◆ **SUPPLIED TEXT**
•••

Here is a way to express basic Entity Relationship model using ISO Schematron. Schematron allows you to model entities and various relationships using “abstract patterns” (a parameterized macro facility.) You can use the same idea to model other kinds of diagramming and modeling systems.

I think what it quite powerful about this approach is that we can separate the information relationships from the XML serialization. Fields can be child elements, attributes, attributes of the parent, any kind of XPath, we don’t care. Similarly, if two fields are related, they may use a key or containment, but we don’t care. If you like you see this a technique for capturing information from a model in a form which also happens to hook into Schematron validation; but you can use the captured model for non-Schematron purposes too!

(This is an updated version of a post to XML-DEV mail list, in Nov 2006.)

In the following mini-example, fields with a one-to-one relation can be nested or they can be linked using an ID-like mechanism. XSD is not powerful enough to allow this kind of alternative mechanism: this forces people to make a decision about the serialization strategy: this creates incompatibility because different people make different choices.

•••

◆ **TASK LIST**
(1) In the Schematron text, what does the parenthetical remark call Schematron's "abstract patterns"?
(2) Reproduce word for word the part of the Schematron text that opens with the words containing "(This is an" and closes with "make different choices.".

•••

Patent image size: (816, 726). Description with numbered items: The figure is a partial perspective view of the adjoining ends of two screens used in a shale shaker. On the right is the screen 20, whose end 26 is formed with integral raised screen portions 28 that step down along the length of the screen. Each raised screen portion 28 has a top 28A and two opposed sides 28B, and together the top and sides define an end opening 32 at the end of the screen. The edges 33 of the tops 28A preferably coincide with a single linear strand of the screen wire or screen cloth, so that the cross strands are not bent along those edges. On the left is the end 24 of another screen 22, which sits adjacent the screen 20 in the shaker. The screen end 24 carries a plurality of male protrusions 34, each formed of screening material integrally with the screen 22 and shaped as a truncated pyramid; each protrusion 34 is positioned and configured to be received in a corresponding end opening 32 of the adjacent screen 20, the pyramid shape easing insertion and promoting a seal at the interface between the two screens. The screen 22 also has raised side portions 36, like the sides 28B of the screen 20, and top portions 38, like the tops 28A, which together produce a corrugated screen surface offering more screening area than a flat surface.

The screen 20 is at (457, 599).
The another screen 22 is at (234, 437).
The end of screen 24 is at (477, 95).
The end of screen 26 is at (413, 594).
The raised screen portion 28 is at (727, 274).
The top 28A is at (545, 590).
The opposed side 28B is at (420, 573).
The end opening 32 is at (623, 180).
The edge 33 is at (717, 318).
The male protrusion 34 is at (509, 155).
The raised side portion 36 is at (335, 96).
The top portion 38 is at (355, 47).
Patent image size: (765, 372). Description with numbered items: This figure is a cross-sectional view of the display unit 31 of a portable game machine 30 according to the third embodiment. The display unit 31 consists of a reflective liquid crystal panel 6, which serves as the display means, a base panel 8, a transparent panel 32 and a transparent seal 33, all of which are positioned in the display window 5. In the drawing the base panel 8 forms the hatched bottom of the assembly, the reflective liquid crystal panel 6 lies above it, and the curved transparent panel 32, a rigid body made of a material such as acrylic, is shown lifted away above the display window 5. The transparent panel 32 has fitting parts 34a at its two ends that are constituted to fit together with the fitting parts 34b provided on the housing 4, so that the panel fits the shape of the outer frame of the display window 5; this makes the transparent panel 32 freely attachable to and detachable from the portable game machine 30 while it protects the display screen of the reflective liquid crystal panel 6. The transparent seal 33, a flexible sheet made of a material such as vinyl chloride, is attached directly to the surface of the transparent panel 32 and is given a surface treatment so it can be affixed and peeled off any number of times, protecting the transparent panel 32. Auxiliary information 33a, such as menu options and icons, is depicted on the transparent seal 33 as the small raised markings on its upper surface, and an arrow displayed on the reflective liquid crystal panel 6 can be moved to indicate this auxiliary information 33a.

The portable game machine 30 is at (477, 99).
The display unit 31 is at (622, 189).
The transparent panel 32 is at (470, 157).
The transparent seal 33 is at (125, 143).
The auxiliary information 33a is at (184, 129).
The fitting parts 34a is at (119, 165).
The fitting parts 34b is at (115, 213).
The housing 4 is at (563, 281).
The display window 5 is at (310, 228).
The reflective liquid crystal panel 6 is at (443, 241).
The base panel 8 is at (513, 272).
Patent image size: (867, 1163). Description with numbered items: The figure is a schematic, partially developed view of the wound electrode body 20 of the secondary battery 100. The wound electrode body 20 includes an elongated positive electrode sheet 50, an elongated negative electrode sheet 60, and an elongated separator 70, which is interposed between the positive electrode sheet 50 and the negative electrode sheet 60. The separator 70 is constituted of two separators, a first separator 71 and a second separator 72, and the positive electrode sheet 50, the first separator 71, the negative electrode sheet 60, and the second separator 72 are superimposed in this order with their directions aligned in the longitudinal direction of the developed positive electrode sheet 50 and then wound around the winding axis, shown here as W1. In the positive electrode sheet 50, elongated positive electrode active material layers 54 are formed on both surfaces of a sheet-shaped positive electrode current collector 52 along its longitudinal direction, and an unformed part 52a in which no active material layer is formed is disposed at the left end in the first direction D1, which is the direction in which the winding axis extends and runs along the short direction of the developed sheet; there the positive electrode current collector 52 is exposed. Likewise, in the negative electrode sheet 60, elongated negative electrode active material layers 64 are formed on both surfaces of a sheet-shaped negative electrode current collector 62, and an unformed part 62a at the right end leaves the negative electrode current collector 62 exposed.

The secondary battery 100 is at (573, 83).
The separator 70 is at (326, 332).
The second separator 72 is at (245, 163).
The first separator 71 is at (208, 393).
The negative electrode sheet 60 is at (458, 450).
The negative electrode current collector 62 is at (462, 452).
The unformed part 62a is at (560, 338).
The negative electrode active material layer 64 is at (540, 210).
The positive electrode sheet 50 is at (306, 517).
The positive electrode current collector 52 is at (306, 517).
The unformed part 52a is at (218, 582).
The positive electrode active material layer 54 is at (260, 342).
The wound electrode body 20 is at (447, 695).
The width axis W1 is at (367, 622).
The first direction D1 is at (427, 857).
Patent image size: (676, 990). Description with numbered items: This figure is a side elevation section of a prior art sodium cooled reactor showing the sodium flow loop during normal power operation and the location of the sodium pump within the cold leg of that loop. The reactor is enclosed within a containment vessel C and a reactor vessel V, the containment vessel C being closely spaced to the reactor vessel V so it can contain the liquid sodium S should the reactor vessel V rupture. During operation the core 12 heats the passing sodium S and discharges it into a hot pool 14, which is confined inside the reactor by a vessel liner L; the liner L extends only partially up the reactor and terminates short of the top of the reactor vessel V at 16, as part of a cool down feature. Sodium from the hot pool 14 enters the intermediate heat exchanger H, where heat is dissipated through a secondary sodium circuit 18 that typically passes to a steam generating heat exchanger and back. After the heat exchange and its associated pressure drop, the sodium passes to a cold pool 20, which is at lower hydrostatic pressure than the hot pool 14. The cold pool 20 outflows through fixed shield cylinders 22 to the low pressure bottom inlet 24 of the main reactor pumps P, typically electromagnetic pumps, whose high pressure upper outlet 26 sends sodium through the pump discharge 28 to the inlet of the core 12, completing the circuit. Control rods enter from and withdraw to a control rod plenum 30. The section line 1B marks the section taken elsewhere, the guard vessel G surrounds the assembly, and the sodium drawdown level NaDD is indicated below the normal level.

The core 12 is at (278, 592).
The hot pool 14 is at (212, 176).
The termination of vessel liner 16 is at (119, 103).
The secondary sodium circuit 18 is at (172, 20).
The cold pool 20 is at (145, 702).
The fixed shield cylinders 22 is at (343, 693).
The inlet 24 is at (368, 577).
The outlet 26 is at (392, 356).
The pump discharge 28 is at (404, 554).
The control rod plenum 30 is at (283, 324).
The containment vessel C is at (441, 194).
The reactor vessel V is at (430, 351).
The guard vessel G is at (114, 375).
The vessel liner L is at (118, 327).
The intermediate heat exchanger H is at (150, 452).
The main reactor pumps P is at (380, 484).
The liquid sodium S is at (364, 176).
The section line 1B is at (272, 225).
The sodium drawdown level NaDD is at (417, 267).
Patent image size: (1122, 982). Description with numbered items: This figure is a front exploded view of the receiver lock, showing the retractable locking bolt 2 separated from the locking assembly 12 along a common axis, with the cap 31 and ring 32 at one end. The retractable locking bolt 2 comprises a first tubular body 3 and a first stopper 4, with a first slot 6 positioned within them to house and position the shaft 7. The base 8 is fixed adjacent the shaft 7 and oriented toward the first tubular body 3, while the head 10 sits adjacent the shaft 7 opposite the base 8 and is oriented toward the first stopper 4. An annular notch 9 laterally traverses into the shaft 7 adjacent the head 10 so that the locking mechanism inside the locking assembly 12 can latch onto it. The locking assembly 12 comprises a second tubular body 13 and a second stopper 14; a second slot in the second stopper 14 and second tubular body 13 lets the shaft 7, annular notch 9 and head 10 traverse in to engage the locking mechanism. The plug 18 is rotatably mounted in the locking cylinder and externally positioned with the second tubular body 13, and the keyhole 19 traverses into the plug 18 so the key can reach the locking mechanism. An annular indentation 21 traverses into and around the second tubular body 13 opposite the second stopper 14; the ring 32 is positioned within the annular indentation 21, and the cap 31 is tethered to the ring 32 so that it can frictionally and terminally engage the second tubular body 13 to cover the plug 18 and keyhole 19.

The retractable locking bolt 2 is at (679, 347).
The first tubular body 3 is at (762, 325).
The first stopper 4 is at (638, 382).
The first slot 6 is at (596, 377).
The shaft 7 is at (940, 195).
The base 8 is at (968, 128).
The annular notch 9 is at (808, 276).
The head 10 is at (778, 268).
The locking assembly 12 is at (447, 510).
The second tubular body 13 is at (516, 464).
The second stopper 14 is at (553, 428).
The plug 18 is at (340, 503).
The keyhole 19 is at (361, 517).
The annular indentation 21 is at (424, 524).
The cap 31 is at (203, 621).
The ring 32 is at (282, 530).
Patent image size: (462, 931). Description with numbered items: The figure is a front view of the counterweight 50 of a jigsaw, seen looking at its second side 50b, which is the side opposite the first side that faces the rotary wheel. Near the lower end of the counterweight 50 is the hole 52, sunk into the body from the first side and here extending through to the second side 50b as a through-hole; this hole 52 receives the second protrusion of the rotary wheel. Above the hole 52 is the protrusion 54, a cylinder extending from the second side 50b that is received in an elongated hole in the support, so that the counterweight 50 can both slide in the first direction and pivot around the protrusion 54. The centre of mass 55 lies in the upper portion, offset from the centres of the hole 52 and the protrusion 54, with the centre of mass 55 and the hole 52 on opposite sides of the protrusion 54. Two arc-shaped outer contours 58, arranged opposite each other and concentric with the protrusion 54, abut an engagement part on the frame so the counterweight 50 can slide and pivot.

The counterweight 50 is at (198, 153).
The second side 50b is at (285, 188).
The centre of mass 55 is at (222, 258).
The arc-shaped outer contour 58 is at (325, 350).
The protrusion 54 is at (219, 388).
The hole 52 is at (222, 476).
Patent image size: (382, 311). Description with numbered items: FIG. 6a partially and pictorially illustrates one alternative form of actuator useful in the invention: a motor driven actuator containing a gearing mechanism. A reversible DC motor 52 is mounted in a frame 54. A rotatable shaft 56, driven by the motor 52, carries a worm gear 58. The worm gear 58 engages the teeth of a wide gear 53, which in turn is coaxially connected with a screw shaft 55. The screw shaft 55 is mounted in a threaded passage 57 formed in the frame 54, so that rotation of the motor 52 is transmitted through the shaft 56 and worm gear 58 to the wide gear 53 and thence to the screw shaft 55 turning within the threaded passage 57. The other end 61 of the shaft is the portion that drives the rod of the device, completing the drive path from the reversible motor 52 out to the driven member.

•••

◆ **IN RESPONSE**
(1) A parameterized macro facility.

(2)
(This is an updated version of a post to XML-DEV mail list, in Nov 2006.)

In the following mini-example, fields with a one-to-one relation can be nested or they can be linked using an ID-like mechanism. XSD is not powerful enough to allow this kind of alternative mechanism: this forces people to make a decision about the serialization strategy: this creates incompatibility because different people make different choices.